● Problem to solve
Which lines hold the string "گردد"? Copy every one of them.

──────── Data for this exercise

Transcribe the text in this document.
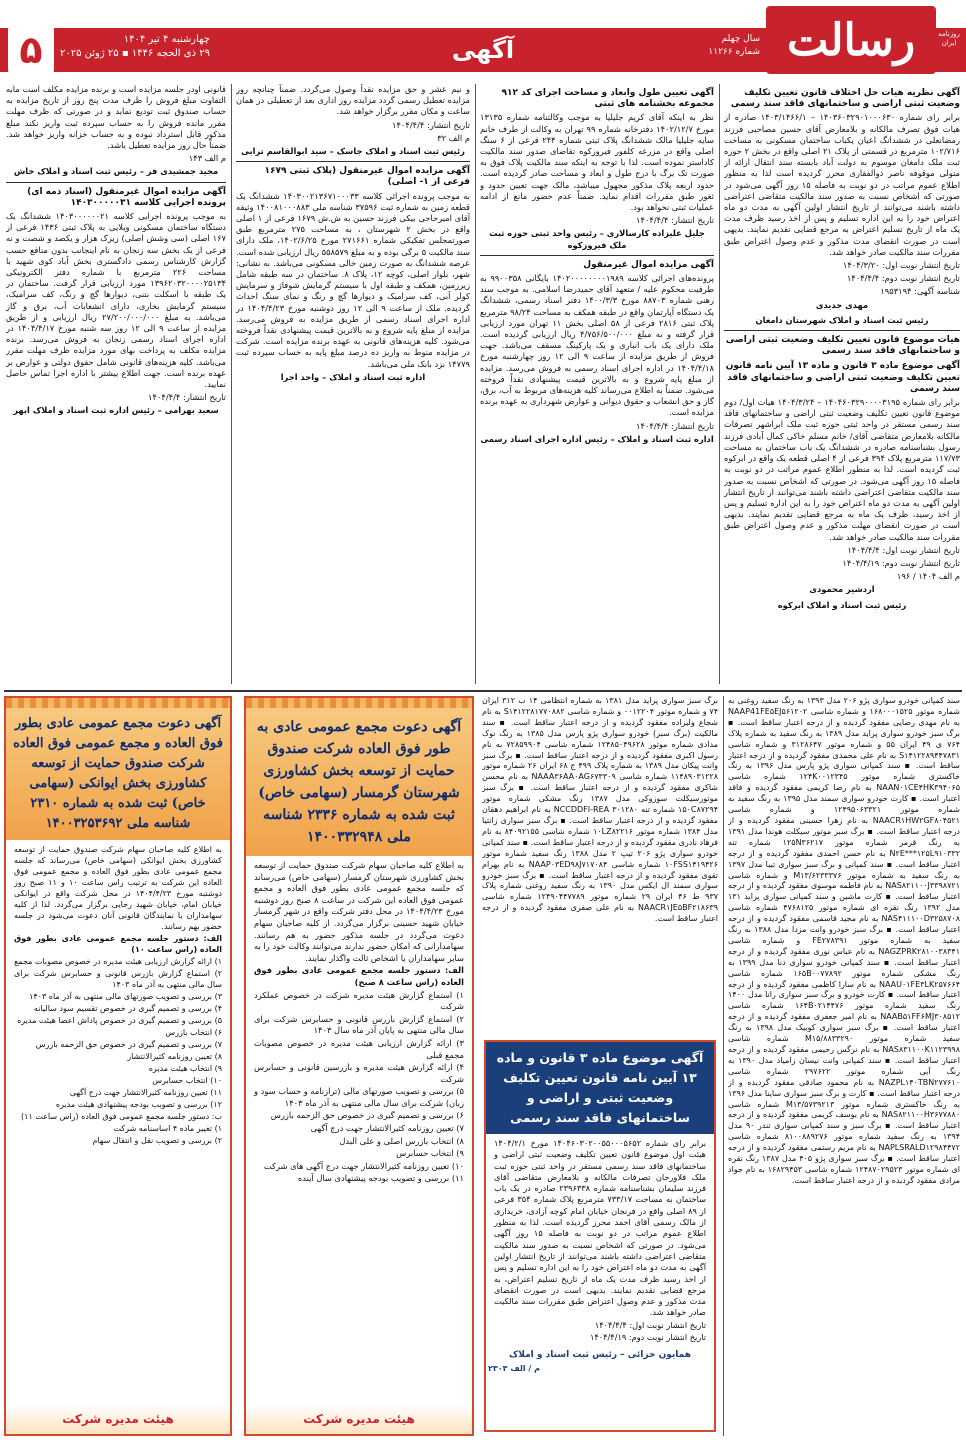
رسالت	روزنامه ایران
سال چهلم
شماره ۱۱۲۶۶
آگهی
چهارشنبه ۴ تیر ۱۴۰۴
۲۹ ذی الحجه ۱۴۴۶ ▪ ۲۵ ژوئن ۲۰۲۵
۵
آگهی نظریه هیات حل اختلاف قانون تعیین تکلیف وضعیت ثبتی اراضی و ساختمانهای فاقد سند رسمی

برابر رای شماره ۱۴۰۳۶۰۳۲۹۰۱۰۰۰۶۳۰ – ۱۴۰۳/۱۴۶۶/۱ صادره از هیات فوق تصرف مالکانه و بلامعارض آقای حسین مصاحبی فرزند رمضانعلی در ششدانگ اعیان یکباب ساختمان مسکونی به مساحت ۱۰۲/۷۱۶ مترمربع در قسمتی از پلاک ۲۱ اصلی واقع در بخش ۲ حوزه ثبت ملک دامغان موسوم به دولت آباد بابسته سند انتقال ارائه از متولی موقوفه ناصر ذوالفقاری محرز گردیده است لذا به منظور اطلاع عموم مراتب در دو نوبت به فاصله ۱۵ روز آگهی می‌شود در صورتی که اشخاص نسبت به صدور سند مالکیت متقاضی اعتراضی داشته باشند می‌توانند از تاریخ انتشار اولین آگهی به مدت دو ماه اعتراض خود را به این اداره تسلیم و پس از اخذ رسید ظرف مدت یک ماه از تاریخ تسلیم اعتراض به مرجع قضایی تقدیم نمایند. بدیهی است در صورت انقضای مدت مذکور و عدم وصول اعتراض طبق مقررات سند مالکیت صادر خواهد شد.

تاریخ انتشار نوبت اول: ۱۴۰۴/۳/۲۰

تاریخ انتشار نوبت دوم: ۱۴۰۴/۴/۴

شناسه آگهی: ۱۹۵۳۱۹۴

مهدی جدیدی
رئیس ثبت اسناد و املاک شهرستان دامغان
هیات موضوع قانون تعیین تکلیف وضعیت ثبتی اراضی و ساختمانهای فاقد سند رسمی
آگهی موضوع ماده ۳ قانون و ماده ۱۳ آیین نامه قانون تعیین تکلیف وضعیت ثبتی اراضی و ساختمانهای فاقد سند رسمی

برابر رای شماره ۱۴۰۴۶۰۳۲۹۰۰۰۰۳۱۹۵ – ۱۴۰۴/۳/۲۴ هیات اول/ دوم موضوع قانون تعیین تکلیف وضعیت ثبتی اراضی و ساختمانهای فاقد سند رسمی مستقر در واحد ثبتی حوزه ثبت ملک ابراشهر تصرفات مالکانه بلامعارض متقاضی آقای/ خانم مسلم خاکی کمال آبادی فرزند رسول بشناسنامه صادره در ششدانگ یک باب ساختمان به مساحت ۱۱۷/۷۳ مترمربع پلاک ۳۹۴ فرعی از ۴ اصلی قطعه یک واقع در ابرکوه ثبت گردیده است. لذا به منظور اطلاع عموم مراتب در دو نوبت به فاصله ۱۵ روز آگهی می‌شود. در صورتی که اشخاص نسبت به صدور سند مالکیت متقاضی اعتراضی داشته باشند می‌توانند از تاریخ انتشار اولین آگهی به مدت دو ماه اعتراض خود را به این اداره تسلیم و پس از اخذ رسید، ظرف یک ماه به مرجع قضایی تقدیم نمایند. بدیهی است در صورت انقضای مهلت مذکور و عدم وصول اعتراض طبق مقررات سند مالکیت صادر خواهد شد.

تاریخ انتشار نوبت اول: ۱۴۰۴/۴/۴

تاریخ انتشار نوبت دوم: ۱۴۰۴/۴/۱۹

م الف ۱۴۰۴ / ۱۹۶

اردشیر محمودی
رئیس ثبت اسناد و املاک ابرکوه
آگهی تعیین طول وابعاد و مساحت اجرای کد ۹۱۲ مجموعه بخشنامه های ثبتی

نظر به اینکه آقای کریم جلیلیا به موجب وکالتنامه شماره ۱۳۱۳۵ مورخ ۱۴۰۲/۱۲/۷ دفترخانه شماره ۹۹ تهران به وکالت از طرف خانم سایه جلیلیا مالک ششدانگ پلاک ثبتی شماره ۲۴۴ فرعی از ۶ سنگ اصلی واقع در مزرعه کلفور فیروزکوه تقاضای صدور سند مالکیت کاداستر نموده است. لذا با توجه به اینکه سند مالکیت پلاک فوق به صورت تک برگ با درج طول و ابعاد و مساحت صادر گردیده است. حدود اربعه پلاک مذکور مجهول میباشد، مالک جهت تعیین حدود و ثغور طبق مقررات اقدام نماید. ضمناً عدم حضور مانع از ادامه عملیات ثبتی نخواهد بود.

تاریخ انتشار: ۱۴۰۴/۴/۴

جلیل علیزاده کارسالاری – رئیس واحد ثبتی حوزه ثبت ملک فیروزکوه
آگهی مزایده اموال غیرمنقول

پرونده‌های اجرائی کلاسه ۱۴۰۲۰۰۰۰۰۰۰۰۱۹۸۹ بایگانی ۹۹۰۰۳۵۸ به طرفیت محکوم علیه / متعهد آقای حمیدرضا اسلامی. به موجب سند رهنی شماره ۸۸۷۰۳ مورخ ۱۴۰۰/۳/۳ دفتر اسناد رسمی، ششدانگ یک دستگاه آپارتمان واقع در طبقه همکف به مساحت ۹۸/۲۴ مترمربع پلاک ثبتی ۲۸۱۶ فرعی از ۵۸ اصلی بخش ۱۱ تهران مورد ارزیابی قرار گرفته و به مبلغ ۴/۷۵۶/۵۰۰/۰۰۰ ریال ارزیابی گردیده است. ملک دارای یک باب انباری و یک پارکینگ مسقف می‌باشد. جهت فروش از طریق مزایده از ساعت ۹ الی ۱۲ روز چهارشنبه مورخ ۱۴۰۴/۴/۱۸ در اداره اجرای اسناد رسمی به فروش می‌رسد. مزایده از مبلغ پایه شروع و به بالاترین قیمت پیشنهادی نقداً فروخته می‌شود. ضمناً به اطلاع می‌رساند کلیه هزینه‌های مربوط به آب، برق، گاز و حق انشعاب و حقوق دیوانی و عوارض شهرداری به عهده برنده مزایده است.

تاریخ انتشار: ۱۴۰۴/۴/۴

اداره ثبت اسناد و املاک – رئیس اداره اجرای اسناد رسمی

و نیم عشر و حق مزایده نقداً وصول می‌گردد. ضمناً چنانچه روز مزایده تعطیل رسمی گردد مزایده روز اداری بعد از تعطیلی در همان ساعت و مکان مقرر برگزار خواهد شد.

تاریخ انتشار: ۱۴۰۴/۴/۴

م الف ۳۲

رئیس ثبت اسناد و املاک جاسک – سید ابوالقاسم ترابی
آگهی مزایده اموال غیرمنقول (پلاک ثبتی ۱۶۷۹ فرعی از ۱- اصلی)

به موجب پرونده اجرائی کلاسه ۱۴۰۳۰۰۲۱۳۶۷۱۰۰۰۳۳ ششدانگ یک قطعه زمین به شماره ثبت ۳۷۵۹۶ شناسه ملی ۱۴۰۰۸۱۰۰۰۸۸۳ وثیقه آقای امیرحاجی بیکی فرزند حسین به ش.ش ۱۶۷۹ فرعی از ۱ اصلی واقع در بخش ۲ شهرستان ، به مساحت ۲۷۵ مترمربع طبق صورتمجلس تفکیکی شماره ۲۷۱۶۶۱ مورخ ۱۴۰۲/۶/۲۵، ملک دارای سند مالکیت ۵ برگی بوده و به مبلغ ۵۵۸۵۷۹ ریال ارزیابی شده است. عرصه ششدانگ به صورت زمین خالی مسکونی می‌باشد. به نشانی: شهر، بلوار اصلی، کوچه ۱۲، پلاک ۸. ساختمان در سه طبقه شامل زیرزمین، همکف و طبقه اول با سیستم گرمایش شوفاژ و سرمایش کولر آبی، کف سرامیک و دیوارها گچ و رنگ و نمای سنگ احداث گردیده. ملک از ساعت ۹ الی ۱۲ روز دوشنبه مورخ ۱۴۰۴/۴/۲۳ در اداره اجرای اسناد رسمی از طریق مزایده به فروش می‌رسد. مزایده از مبلغ پایه شروع و به بالاترین قیمت پیشنهادی نقداً فروخته می‌شود. کلیه هزینه‌های قانونی به عهده برنده مزایده است. شرکت در مزایده منوط به واریز ده درصد مبلغ پایه به حساب سپرده ثبت ۱۴۷۷۹ نزد بانک ملی می‌باشد.

اداره ثبت اسناد و املاک – واحد اجرا

قانونی اودر جلسه مزایده است و برنده مزایده مکلف است مابه التفاوت مبلغ فروش را ظرف مدت پنج روز از تاریخ مزایده به حساب صندوق ثبت تودیع نماید و در صورتی که ظرف مهلت مقرر مانده فروش را به حساب سپرده ثبت واریز نکند مبلغ مذکور قابل استرداد نبوده و به حساب خزانه واریز خواهد شد. ضمناً حال روز مزایده تعطیل باشد.

م الف ۱۴۳

مجید جمشیدی فر – رئیس ثبت اسناد و املاک خاش
آگهی مزایده اموال غیرمنقول (اسناد ذمه ای) پرونده اجرایی کلاسه ۱۴۰۳۰۰۰۰۰۳۱

به موجب پرونده اجرایی کلاسه ۱۴۰۳۰۰۰۰۰۰۲۱ ششدانگ یک دستگاه ساختمان مسکونی ویلایی به پلاک ثبتی ۱۴۳۶ فرعی از ۱۶۷ اصلی (سی وشش اصلی) زیرک هزار و یکصد و شصت و نه فرعی از یک بخش سه زنجان به نام اینجانب بدون منافع حسب گزارش کارشناس رسمی دادگستری بخش آباد کوی شهید با مساحت ۲۲۶ مترمربع با شماره دفتر الکترونیکی ۱۳۹۶۲۰۳۲۰۰۰۰۲۵۱۳۴ مورد ارزیابی قرار گرفت. ساختمان در یک طبقه با اسکلت بتنی، دیوارها گچ و رنگ، کف سرامیک، سیستم گرمایش بخاری، دارای انشعابات آب، برق و گاز می‌باشد. به مبلغ ۲۷/۲۰۰/۰۰۰/۰۰۰ ریال ارزیابی و از طریق مزایده از ساعت ۹ الی ۱۲ روز سه شنبه مورخ ۱۴۰۴/۴/۱۷ در اداره اجرای اسناد رسمی زنجان به فروش می‌رسد. برنده مزایده مکلف به پرداخت بهای مورد مزایده ظرف مهلت مقرر می‌باشد. کلیه هزینه‌های قانونی شامل حقوق دولتی و عوارض بر عهده برنده است. جهت اطلاع بیشتر با اداره اجرا تماس حاصل نمایید.

تاریخ انتشار: ۱۴۰۴/۴/۴

سعید بهرامی – رئیس اداره ثبت اسناد و املاک ابهر

سند کمپانی خودرو سواری پژو ۲۰۶ مدل ۱۳۹۳ به رنگ سفید روغنی به شماره موتور ۱۶۸۰۰۰۱۵۲۵ و شماره شاسی NAAP41FE۵EJ۵۶۱۲۰۲ به نام مهدی رضایی مفقود گردیده و از درجه اعتبار ساقط است. ▪ برگ سبز خودرو سواری پراید مدل ۱۳۸۹ به رنگ سفید به شماره پلاک ۷۶۴ ی ۴۹ ایران ۵۵ و شماره موتور ۳۱۲۸۶۴۷ و شماره شاسی S۱۴۱۲۲۸۹۴۴۷۸۳۱ به نام علی محمدی مفقود گردیده و از درجه اعتبار ساقط است. ▪ سند کمپانی سواری پژو پارس مدل ۱۳۹۶ به رنگ خاکستری شماره موتور ۱۲۴K۰۰۱۲۳۴۵ شماره شاسی NAAN۰۱CE۴HK۳۹۴۰۶۵ به نام رضا کریمی مفقود گردیده و فاقد اعتبار است. ▪ کارت خودرو سواری سمند مدل ۱۳۹۵ به رنگ سفید به شماره موتور ۱۲۴۹۵۰۶۳۳۲۱ و شماره شاسی NAACR۱HW۲GF۸۰۴۵۲۱ به نام زهرا حسینی مفقود گردیده و از درجه اعتبار ساقط است. ▪ برگ سبز موتور سیکلت هوندا مدل ۱۳۹۱ به رنگ قرمز شماره موتور ۱۲۵N۳۶۲۱۷ شماره تنه N۲E***۱۲۵L۹۱۰۳۳۲ به نام حسن احمدی مفقود گردیده و از درجه اعتبار ساقط است. ▪ سند کمپانی و برگ سبز سواری تیبا مدل ۱۳۹۷ به رنگ سفید به شماره موتور M۱۳/۶۲۳۳۳۷۶ و شماره شاسی NAS۸۲۱۱۰۰J۳۳۹۸۷۲۱ به نام فاطمه موسوی مفقود گردیده و از درجه اعتبار ساقط است. ▪ کارت ماشین و سند کمپانی سواری پراید ۱۳۱ مدل ۱۳۹۲ رنگ نقره ای شماره موتور ۴۷۶۸۱۲۵ شماره شاسی NAS۴۱۱۱۰۰D۳۲۵۸۷۰۸ به نام مجید قاسمی مفقود گردیده و از درجه اعتبار ساقط است. ▪ برگ سبز خودرو وانت مزدا مدل ۱۳۸۸ به رنگ سفید به شماره موتور FE۲۷۸۳۹۱ و شماره شاسی NAGZPRK۲۸۱۰۰۳۸۳۴۱ به نام عباس نوری مفقود گردیده و از درجه اعتبار ساقط است. ▪ سند کمپانی خودرو سواری دنا مدل ۱۳۹۹ به رنگ مشکی شماره موتور ۱۶۵B۰۰۷۷۸۹۲ شماره شاسی NAAU۰۱FE۳LK۲۵۷۶۶۴ به نام سارا کاظمی مفقود گردیده و از درجه اعتبار ساقط است. ▪ کارت خودرو و برگ سبز سواری رانا مدل ۱۴۰۰ رنگ سفید شماره موتور ۱۶۴B۰۲۱۴۴۷۶ شماره شاسی NAAB۵۱FF۶MJ۳۰۸۵۱۲ به نام امیر جعفری مفقود گردیده و از درجه اعتبار ساقط است. ▪ برگ سبز سواری کوییک مدل ۱۳۹۸ به رنگ سفید شماره موتور M۱۵/۸۸۳۳۲۹۰ شماره شاسی NAS۸۳۱۱۰۰K۱۱۲۳۹۹۸ به نام نرگس رحیمی مفقود گردیده و از درجه اعتبار ساقط است. ▪ سند کمپانی وانت نیسان زامیاد مدل ۱۳۹۰ به رنگ آبی شماره موتور ۲۹۷۶۲۲ شماره شاسی NAZPL۱۴۰TBN۲۷۷۶۱۰ به نام محمود صادقی مفقود گردیده و از درجه اعتبار ساقط است. ▪ کارت و برگ سبز سواری ساینا مدل ۱۳۹۶ به رنگ خاکستری شماره موتور M۱۳/۵۷۳۹۲۱۳ شماره شاسی NAS۸۲۱۱۰۰H۳۶۷۷۸۸۰ به نام یوسف کریمی مفقود گردیده و از درجه اعتبار ساقط است. ▪ برگ سبز و سند کمپانی سواری تندر ۹۰ مدل ۱۳۹۴ به رنگ سفید شماره موتور ۸۱۰۰۸۸۹۲۷۶ شماره شاسی NAPLSRALD۱۲۹۸۴۴۷۲ به نام مریم رستمی مفقود گردیده و از درجه اعتبار ساقط است. ▪ برگ سبز سواری پژو ۴۰۵ مدل ۱۳۸۷ رنگ نقره ای شماره موتور ۱۲۴۸۷۰۲۹۵۲۳ شماره شاسی ۱۶۸۲۹۴۵۳ به نام جواد مرادی مفقود گردیده و از درجه اعتبار ساقط است.

برگ سبز سواری پراید مدل ۱۳۸۱ به شماره انتظامی ۱۴ ب ۳۱۲ ایران ۷۴ و شماره موتور ۰۰۱۲۲۰۴ و شماره شاسی S۱۴۱۲۲۸۱۷۷۰۸۸۲ به نام شجاع ولیزاده مفقود گردیده و از درجه اعتبار ساقط است. ▪ سند مالکیت (برگ سبز) خودرو سواری پژو پارس مدل ۱۳۸۵ به رنگ نوک مدادی شماره موتور ۱۲۴۸۵۰۴۹۶۲۸ شماره شاسی ۷۲۸۵۹۹۰۴ به نام رسول اکبری مفقود گردیده و از درجه اعتبار ساقط است. ▪ برگ سبز وانت پیکان مدل ۱۳۸۹ به شماره پلاک ۴۹۹ ج ۶۸ ایران ۲۶ شماره موتور ۱۱۴۸۹۰۳۱۲۲۸ شماره شاسی NAAA۳۶AA۰AG۶۷۳۳۰۹ به نام محسن شاکری مفقود گردیده و از درجه اعتبار ساقط است. ▪ برگ سبز موتورسیکلت سوزوکی مدل ۱۳۸۷ رنگ مشکی شماره موتور ۱۵۰C۸۷۲۹۴ شماره تنه NCCDDFI-REA ۳۰۱۲۸۰ به نام ابراهیم دهقان مفقود گردیده و از درجه اعتبار ساقط است. ▪ برگ سبز سواری زانتیا مدل ۱۳۸۴ شماره موتور ۱۰LZ۸۲۲۱۶ شماره شاسی ۸۴۰۹۲۱۵۵ به نام فرهاد نادری مفقود گردیده و از درجه اعتبار ساقط است. ▪ سند کمپانی خودرو سواری پژو ۲۰۶ تیپ ۲ مدل ۱۳۸۸ رنگ سفید شماره موتور ۱۰FSS۱۴۱۹۴۲۶ شماره شاسی NAAP۰۳ED۹۸J۷۱۷۰۸۴ به نام بهرام تقوی مفقود گردیده و از درجه اعتبار ساقط است. ▪ برگ سبز خودرو سواری سمند ال ایکس مدل ۱۳۹۰ به رنگ سفید روغنی شماره پلاک ۹۳۷ ط ۴۶ ایران ۲۹ شماره موتور ۱۲۴۹۰۴۴۷۷۸۹ شماره شاسی NAACR۱JE۵BF۲۱۸۶۳۹ به نام علی صفری مفقود گردیده و از درجه اعتبار ساقط است.

آگهی موضوع ماده ۳ قانون و ماده ۱۳ آیین نامه قانون تعیین تکلیف وضعیت ثبتی و اراضی و ساختمانهای فاقد سند رسمی

برابر رای شماره ۱۴۰۴۶۰۳۰۲۰۰۵۵۰۰۰۵۶۵۲ مورخ ۱۴۰۴/۲/۱ هیئت اول موضوع قانون تعیین تکلیف وضعیت ثبتی اراضی و ساختمانهای فاقد سند رسمی مستقر در واحد ثبتی حوزه ثبت ملک فلاورجان تصرفات مالکانه و بلامعارض متقاضی آقای فرزند سلیمان بشناسنامه شماره ۲۳۹۶۳۳۸ صادره در یک باب ساختمان به مساحت ۷۳۳/۱۷ مترمربع پلاک شماره ۳۵۴ فرعی از ۸۹ اصلی واقع در فرنجان خیابان امام کوچه آزادی، خریداری از مالک رسمی آقای احمد محرز گردیده است. لذا به منظور اطلاع عموم مراتب در دو نوبت به فاصله ۱۵ روز آگهی می‌شود. در صورتی که اشخاص نسبت به صدور سند مالکیت متقاضی اعتراضی داشته باشند می‌توانند از تاریخ انتشار اولین آگهی به مدت دو ماه اعتراض خود را به این اداره تسلیم و پس از اخذ رسید ظرف مدت یک ماه از تاریخ تسلیم اعتراض، به مرجع قضایی تقدیم نمایند. بدیهی است در صورت انقضای مدت مذکور و عدم وصول اعتراض طبق مقررات سند مالکیت صادر خواهد شد.

تاریخ انتشار نوبت اول: ۱۴۰۴/۴/۴

تاریخ انتشار نوبت دوم: ۱۴۰۴/۴/۱۹

همایون خزائی – رئیس ثبت اسناد و املاک
م / الف ۲۳۰۳
آگهی دعوت مجمع عمومی عادی به طور فوق العاده شرکت صندوق حمایت از توسعه بخش کشاورزی شهرستان گرمسار (سهامی خاص) ثبت شده به شماره ۲۳۳۶ شناسه ملی ۱۴۰۰۳۳۲۹۴۸

به اطلاع کلیه صاحبان سهام شرکت صندوق حمایت از توسعه بخش کشاورزی شهرستان گرمسار (سهامی خاص) می‌رساند که جلسه مجمع عمومی عادی بطور فوق العاده و مجمع عمومی فوق العاده این شرکت در ساعت ۸ صبح روز دوشنبه مورخ ۱۴۰۴/۴/۲۳ در محل دفتر شرکت واقع در شهر گرمسار خیابان شهید حسینی برگزار می‌گردد. از کلیه صاحبان سهام دعوت می‌گردد در جلسه مذکور حضور به هم رسانند. سهامدارانی که امکان حضور ندارند می‌توانند وکالت خود را به سایر سهامداران یا اشخاص ثالث واگذار نمایند.

الف: دستور جلسه مجمع عمومی عادی بطور فوق العاده (راس ساعت ۸ صبح)

۱) استماع گزارش هیئت مدیره شرکت در خصوص عملکرد شرکت

۲) استماع گزارش بازرس قانونی و حسابرس شرکت برای سال مالی منتهی به پایان آذر ماه سال ۱۴۰۳

۳) ارائه گزارش ارزیابی هیئت مدیره در خصوص مصوبات مجمع قبلی

۴) ارائه گزارش هیئت مدیره و بازرسین قانونی و حسابرس شرکت

۵) بررسی و تصویب صورتهای مالی (ترازنامه و حساب سود و زیان) شرکت برای سال مالی منتهی به آذر ماه ۱۴۰۳

۶) بررسی و تصمیم گیری در خصوص حق الزحمه بازرس

۷) تعیین روزنامه کثیرالانتشار جهت درج آگهی

۸) انتخاب بازرس اصلی و علی البدل

۹) انتخاب حسابرس

۱۰) تعیین روزنامه کثیرالانتشار جهت درج آگهی های شرکت

۱۱) بررسی و تصویب بودجه پیشنهادی سال آینده

هیئت مدیره شرکت
آگهی دعوت مجمع عمومی عادی بطور فوق العاده و مجمع عمومی فوق العاده شرکت صندوق حمایت از توسعه کشاورزی بخش ایوانکی (سهامی خاص) ثبت شده به شماره ۲۳۱۰ شناسه ملی ۱۴۰۰۳۲۵۳۶۹۲

به اطلاع کلیه صاحبان سهام شرکت صندوق حمایت از توسعه کشاورزی بخش ایوانکی (سهامی خاص) می‌رساند که جلسه مجمع عمومی عادی بطور فوق العاده و مجمع عمومی فوق العاده این شرکت به ترتیب راس ساعت ۱۰ و ۱۱ صبح روز دوشنبه مورخ ۱۴۰۴/۴/۲۳ در محل شرکت واقع در ایوانکی خیابان امام، خیابان شهید رجایی برگزار می‌گردد. لذا از کلیه سهامداران یا نمایندگان قانونی آنان دعوت می‌شود در جلسه حضور بهم رسانند.

الف: دستور جلسه مجمع عمومی عادی بطور فوق العاده (راس ساعت ۱۰)

۱) ارائه گزارش ارزیابی هیئت مدیره در خصوص مصوبات مجمع

۲) استماع گزارش بازرس قانونی و حسابرس شرکت برای سال مالی منتهی به آذر ماه ۱۴۰۳

۳) بررسی و تصویب صورتهای مالی منتهی به آذر ماه ۱۴۰۳

۴) بررسی و تصمیم گیری در خصوص تقسیم سود سالیانه

۵) بررسی و تصمیم گیری در خصوص پاداش اعضا هیئت مدیره

۶) انتخاب بازرس

۷) بررسی و تصمیم گیری در خصوص حق الزحمه بازرس

۸) تعیین روزنامه کثیرالانتشار

۹) انتخاب هیئت مدیره

۱۰) انتخاب حسابرس

۱۱) تعیین روزنامه کثیرالانتشار جهت درج آگهی

۱۲) بررسی و تصویب بودجه پیشنهادی هیئت مدیره

ب: دستور جلسه مجمع عمومی فوق العاده (راس ساعت ۱۱)

۱) تغییر ماده ۴ اساسنامه شرکت

۲) بررسی و تصویب نقل و انتقال سهام

هیئت مدیره شرکت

────────────────

● Final result
و نیم عشر و حق مزایده نقداً وصول می‌گردد. ضمناً چنانچه روز مزایده تعطیل رسمی گردد مزایده روز اداری بعد از تعطیلی در همان ساعت و مکان مقرر برگزار خواهد شد.
به اطلاع کلیه صاحبان سهام شرکت صندوق حمایت از توسعه بخش کشاورزی شهرستان گرمسار (سهامی خاص) می‌رساند که جلسه مجمع عمومی عادی بطور فوق العاده و مجمع عمومی فوق العاده این شرکت در ساعت ۸ صبح روز دوشنبه مورخ ۱۴۰۴/۴/۲۳ در محل دفتر شرکت واقع در شهر گرمسار خیابان شهید حسینی برگزار می‌گردد. از کلیه صاحبان سهام دعوت می‌گردد در جلسه مذکور حضور به هم رسانند. سهامدارانی که امکان حضور ندارند می‌توانند وکالت خود را به سایر سهامداران یا اشخاص ثالث واگذار نمایند.
به اطلاع کلیه صاحبان سهام شرکت صندوق حمایت از توسعه کشاورزی بخش ایوانکی (سهامی خاص) می‌رساند که جلسه مجمع عمومی عادی بطور فوق العاده و مجمع عمومی فوق العاده این شرکت به ترتیب راس ساعت ۱۰ و ۱۱ صبح روز دوشنبه مورخ ۱۴۰۴/۴/۲۳ در محل شرکت واقع در ایوانکی خیابان امام، خیابان شهید رجایی برگزار می‌گردد. لذا از کلیه سهامداران یا نمایندگان قانونی آنان دعوت می‌شود در جلسه حضور بهم رسانند.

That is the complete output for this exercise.